[Records from a data collection]
>> START
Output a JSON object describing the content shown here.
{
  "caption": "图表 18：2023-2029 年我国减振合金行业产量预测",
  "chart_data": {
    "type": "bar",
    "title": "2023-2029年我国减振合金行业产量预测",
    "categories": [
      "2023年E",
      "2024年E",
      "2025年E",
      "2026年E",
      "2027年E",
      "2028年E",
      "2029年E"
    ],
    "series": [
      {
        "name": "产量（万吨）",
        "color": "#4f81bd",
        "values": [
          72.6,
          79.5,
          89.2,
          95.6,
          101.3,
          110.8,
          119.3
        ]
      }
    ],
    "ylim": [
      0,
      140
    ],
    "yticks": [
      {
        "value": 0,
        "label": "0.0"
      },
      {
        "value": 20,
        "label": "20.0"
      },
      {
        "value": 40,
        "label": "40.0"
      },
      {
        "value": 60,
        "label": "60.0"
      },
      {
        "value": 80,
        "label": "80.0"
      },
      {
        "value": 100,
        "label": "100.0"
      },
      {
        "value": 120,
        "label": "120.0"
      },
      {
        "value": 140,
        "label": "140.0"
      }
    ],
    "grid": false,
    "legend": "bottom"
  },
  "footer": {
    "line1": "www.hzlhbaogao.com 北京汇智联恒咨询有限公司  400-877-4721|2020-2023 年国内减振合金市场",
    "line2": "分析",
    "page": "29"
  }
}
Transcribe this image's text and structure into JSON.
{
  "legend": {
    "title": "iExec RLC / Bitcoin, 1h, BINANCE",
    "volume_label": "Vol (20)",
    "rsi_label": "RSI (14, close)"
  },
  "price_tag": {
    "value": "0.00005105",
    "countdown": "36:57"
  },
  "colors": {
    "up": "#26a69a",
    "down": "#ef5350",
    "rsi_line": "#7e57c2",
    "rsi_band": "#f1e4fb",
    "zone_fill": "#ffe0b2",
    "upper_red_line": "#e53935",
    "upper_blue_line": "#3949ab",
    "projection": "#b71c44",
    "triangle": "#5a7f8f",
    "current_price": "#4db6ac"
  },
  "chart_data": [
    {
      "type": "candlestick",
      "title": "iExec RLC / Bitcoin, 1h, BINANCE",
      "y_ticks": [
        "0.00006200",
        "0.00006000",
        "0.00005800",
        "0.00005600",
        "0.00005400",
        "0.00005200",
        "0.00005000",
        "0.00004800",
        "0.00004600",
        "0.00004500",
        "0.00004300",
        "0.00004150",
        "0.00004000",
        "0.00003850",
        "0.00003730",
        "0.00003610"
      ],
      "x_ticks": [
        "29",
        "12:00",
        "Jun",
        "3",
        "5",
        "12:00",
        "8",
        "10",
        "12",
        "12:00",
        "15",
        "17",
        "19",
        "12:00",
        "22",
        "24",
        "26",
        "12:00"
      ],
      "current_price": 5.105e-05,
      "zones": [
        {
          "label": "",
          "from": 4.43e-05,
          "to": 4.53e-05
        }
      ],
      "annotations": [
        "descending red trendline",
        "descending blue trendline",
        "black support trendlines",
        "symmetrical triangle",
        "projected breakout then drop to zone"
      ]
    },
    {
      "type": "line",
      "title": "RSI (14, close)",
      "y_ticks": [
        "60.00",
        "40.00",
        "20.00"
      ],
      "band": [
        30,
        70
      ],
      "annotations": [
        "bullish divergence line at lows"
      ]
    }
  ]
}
>> END
■ Goal: Output all of the data again, exactly.

■ Full output:
Output a JSON object describing the content shown here.
{
  "caption": "图表 18：2023-2029 年我国减振合金行业产量预测",
  "chart_data": {
    "type": "bar",
    "title": "2023-2029年我国减振合金行业产量预测",
    "categories": [
      "2023年E",
      "2024年E",
      "2025年E",
      "2026年E",
      "2027年E",
      "2028年E",
      "2029年E"
    ],
    "series": [
      {
        "name": "产量（万吨）",
        "color": "#4f81bd",
        "values": [
          72.6,
          79.5,
          89.2,
          95.6,
          101.3,
          110.8,
          119.3
        ]
      }
    ],
    "ylim": [
      0,
      140
    ],
    "yticks": [
      {
        "value": 0,
        "label": "0.0"
      },
      {
        "value": 20,
        "label": "20.0"
      },
      {
        "value": 40,
        "label": "40.0"
      },
      {
        "value": 60,
        "label": "60.0"
      },
      {
        "value": 80,
        "label": "80.0"
      },
      {
        "value": 100,
        "label": "100.0"
      },
      {
        "value": 120,
        "label": "120.0"
      },
      {
        "value": 140,
        "label": "140.0"
      }
    ],
    "grid": false,
    "legend": "bottom"
  },
  "footer": {
    "line1": "www.hzlhbaogao.com 北京汇智联恒咨询有限公司  400-877-4721|2020-2023 年国内减振合金市场",
    "line2": "分析",
    "page": "29"
  }
}
Transcribe this image's text and structure into JSON.
{
  "legend": {
    "title": "iExec RLC / Bitcoin, 1h, BINANCE",
    "volume_label": "Vol (20)",
    "rsi_label": "RSI (14, close)"
  },
  "price_tag": {
    "value": "0.00005105",
    "countdown": "36:57"
  },
  "colors": {
    "up": "#26a69a",
    "down": "#ef5350",
    "rsi_line": "#7e57c2",
    "rsi_band": "#f1e4fb",
    "zone_fill": "#ffe0b2",
    "upper_red_line": "#e53935",
    "upper_blue_line": "#3949ab",
    "projection": "#b71c44",
    "triangle": "#5a7f8f",
    "current_price": "#4db6ac"
  },
  "chart_data": [
    {
      "type": "candlestick",
      "title": "iExec RLC / Bitcoin, 1h, BINANCE",
      "y_ticks": [
        "0.00006200",
        "0.00006000",
        "0.00005800",
        "0.00005600",
        "0.00005400",
        "0.00005200",
        "0.00005000",
        "0.00004800",
        "0.00004600",
        "0.00004500",
        "0.00004300",
        "0.00004150",
        "0.00004000",
        "0.00003850",
        "0.00003730",
        "0.00003610"
      ],
      "x_ticks": [
        "29",
        "12:00",
        "Jun",
        "3",
        "5",
        "12:00",
        "8",
        "10",
        "12",
        "12:00",
        "15",
        "17",
        "19",
        "12:00",
        "22",
        "24",
        "26",
        "12:00"
      ],
      "current_price": 5.105e-05,
      "zones": [
        {
          "label": "",
          "from": 4.43e-05,
          "to": 4.53e-05
        }
      ],
      "annotations": [
        "descending red trendline",
        "descending blue trendline",
        "black support trendlines",
        "symmetrical triangle",
        "projected breakout then drop to zone"
      ]
    },
    {
      "type": "line",
      "title": "RSI (14, close)",
      "y_ticks": [
        "60.00",
        "40.00",
        "20.00"
      ],
      "band": [
        30,
        70
      ],
      "annotations": [
        "bullish divergence line at lows"
      ]
    }
  ]
}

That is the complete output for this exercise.